:: PROVIDED DATA ::

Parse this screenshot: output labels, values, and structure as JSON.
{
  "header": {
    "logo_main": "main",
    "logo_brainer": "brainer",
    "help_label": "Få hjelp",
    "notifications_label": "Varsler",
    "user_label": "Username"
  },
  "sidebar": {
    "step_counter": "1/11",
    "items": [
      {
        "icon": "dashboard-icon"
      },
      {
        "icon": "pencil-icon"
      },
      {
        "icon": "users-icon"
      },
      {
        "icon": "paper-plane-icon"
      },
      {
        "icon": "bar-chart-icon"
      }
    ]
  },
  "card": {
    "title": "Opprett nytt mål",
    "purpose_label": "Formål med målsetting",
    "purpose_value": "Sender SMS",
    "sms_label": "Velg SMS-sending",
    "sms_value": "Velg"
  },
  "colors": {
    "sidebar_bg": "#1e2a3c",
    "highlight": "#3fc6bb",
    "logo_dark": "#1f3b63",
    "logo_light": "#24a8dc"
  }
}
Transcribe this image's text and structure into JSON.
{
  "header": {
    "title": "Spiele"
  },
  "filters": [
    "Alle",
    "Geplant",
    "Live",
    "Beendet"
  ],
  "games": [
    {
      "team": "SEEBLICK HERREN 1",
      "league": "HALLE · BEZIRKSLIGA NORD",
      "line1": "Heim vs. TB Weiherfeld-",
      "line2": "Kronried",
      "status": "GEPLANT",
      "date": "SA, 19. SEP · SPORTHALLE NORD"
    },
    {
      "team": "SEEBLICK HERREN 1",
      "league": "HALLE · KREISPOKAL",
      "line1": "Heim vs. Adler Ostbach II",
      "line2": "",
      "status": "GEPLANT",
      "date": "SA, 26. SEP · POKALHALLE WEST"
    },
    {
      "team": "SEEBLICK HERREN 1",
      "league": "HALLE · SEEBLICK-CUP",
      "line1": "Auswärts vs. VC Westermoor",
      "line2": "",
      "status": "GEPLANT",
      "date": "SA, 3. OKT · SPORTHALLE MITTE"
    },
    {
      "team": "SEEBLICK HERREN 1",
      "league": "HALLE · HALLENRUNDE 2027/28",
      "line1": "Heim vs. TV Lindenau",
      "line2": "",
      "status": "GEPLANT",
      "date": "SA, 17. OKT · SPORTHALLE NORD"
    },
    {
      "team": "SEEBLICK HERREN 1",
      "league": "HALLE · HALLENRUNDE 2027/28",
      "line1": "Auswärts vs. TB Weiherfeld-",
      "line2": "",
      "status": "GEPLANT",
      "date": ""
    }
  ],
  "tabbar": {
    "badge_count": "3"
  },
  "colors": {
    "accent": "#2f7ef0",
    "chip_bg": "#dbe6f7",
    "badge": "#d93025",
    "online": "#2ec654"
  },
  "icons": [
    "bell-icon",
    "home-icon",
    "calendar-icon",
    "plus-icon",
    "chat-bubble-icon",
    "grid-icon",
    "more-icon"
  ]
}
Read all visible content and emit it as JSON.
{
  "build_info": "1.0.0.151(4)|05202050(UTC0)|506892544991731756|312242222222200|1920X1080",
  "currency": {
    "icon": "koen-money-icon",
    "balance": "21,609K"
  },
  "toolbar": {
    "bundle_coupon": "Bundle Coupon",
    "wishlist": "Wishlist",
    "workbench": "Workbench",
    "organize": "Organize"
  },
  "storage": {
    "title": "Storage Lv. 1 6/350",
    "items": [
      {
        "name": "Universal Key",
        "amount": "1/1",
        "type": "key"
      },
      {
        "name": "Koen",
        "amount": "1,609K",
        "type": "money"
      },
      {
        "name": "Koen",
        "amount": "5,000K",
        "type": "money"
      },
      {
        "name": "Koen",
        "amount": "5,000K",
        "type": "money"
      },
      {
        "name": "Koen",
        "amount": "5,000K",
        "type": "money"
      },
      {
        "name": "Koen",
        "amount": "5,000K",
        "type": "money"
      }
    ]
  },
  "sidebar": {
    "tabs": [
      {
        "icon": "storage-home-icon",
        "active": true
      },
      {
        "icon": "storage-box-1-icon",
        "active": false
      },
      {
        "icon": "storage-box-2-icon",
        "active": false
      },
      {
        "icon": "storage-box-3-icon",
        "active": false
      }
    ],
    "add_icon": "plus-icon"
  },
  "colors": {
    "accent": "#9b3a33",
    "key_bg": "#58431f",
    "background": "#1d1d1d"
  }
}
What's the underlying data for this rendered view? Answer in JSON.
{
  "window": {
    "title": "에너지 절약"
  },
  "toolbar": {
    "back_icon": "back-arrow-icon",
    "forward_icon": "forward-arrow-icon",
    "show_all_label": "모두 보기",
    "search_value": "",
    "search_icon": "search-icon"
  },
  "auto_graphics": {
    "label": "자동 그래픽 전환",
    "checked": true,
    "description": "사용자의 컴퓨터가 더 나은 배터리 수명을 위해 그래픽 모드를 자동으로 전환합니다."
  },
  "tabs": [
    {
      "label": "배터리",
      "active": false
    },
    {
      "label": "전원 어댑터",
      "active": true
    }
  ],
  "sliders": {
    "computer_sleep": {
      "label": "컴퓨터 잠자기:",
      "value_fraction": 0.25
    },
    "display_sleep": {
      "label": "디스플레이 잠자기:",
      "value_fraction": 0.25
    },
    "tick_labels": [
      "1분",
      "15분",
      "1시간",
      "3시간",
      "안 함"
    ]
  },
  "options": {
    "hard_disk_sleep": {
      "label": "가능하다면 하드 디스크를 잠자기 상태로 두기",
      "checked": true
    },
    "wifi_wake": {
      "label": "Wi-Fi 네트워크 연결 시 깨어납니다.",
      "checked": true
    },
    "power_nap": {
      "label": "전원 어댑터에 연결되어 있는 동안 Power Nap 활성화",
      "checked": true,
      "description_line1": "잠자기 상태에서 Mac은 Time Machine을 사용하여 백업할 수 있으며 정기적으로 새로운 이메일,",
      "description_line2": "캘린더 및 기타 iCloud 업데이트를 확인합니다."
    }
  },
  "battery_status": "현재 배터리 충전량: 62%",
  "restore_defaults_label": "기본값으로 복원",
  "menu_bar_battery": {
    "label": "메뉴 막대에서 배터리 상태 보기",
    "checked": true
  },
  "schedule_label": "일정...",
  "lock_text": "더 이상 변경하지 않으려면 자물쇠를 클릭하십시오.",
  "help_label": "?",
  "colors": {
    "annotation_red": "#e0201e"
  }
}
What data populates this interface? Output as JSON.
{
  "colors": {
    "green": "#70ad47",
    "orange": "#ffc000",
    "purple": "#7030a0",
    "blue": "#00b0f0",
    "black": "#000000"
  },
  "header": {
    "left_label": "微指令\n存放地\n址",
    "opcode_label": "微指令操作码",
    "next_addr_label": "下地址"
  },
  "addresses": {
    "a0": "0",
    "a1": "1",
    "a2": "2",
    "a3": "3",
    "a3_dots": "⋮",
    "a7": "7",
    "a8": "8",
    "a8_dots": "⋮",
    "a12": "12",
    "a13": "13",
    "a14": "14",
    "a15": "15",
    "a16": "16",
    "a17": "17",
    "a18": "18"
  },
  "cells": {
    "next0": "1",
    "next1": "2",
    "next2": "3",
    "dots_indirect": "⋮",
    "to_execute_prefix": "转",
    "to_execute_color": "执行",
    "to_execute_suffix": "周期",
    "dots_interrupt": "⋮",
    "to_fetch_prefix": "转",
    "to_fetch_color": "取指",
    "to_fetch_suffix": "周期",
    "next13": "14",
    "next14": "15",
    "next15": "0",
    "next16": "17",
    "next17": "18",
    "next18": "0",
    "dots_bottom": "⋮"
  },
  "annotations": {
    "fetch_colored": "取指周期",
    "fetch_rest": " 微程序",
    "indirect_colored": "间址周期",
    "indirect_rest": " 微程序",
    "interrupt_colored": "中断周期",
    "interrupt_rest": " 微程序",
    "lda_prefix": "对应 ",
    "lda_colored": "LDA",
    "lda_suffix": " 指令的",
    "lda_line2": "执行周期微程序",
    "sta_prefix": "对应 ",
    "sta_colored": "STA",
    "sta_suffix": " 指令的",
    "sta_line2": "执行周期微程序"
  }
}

:: TASK BRIEF ::
Copy all lines from the data that hold the word "true".

:: FULL SOLUTION ::
        "active": true
    "checked": true,
      "active": true
      "checked": true
      "checked": true
      "checked": true,
    "checked": true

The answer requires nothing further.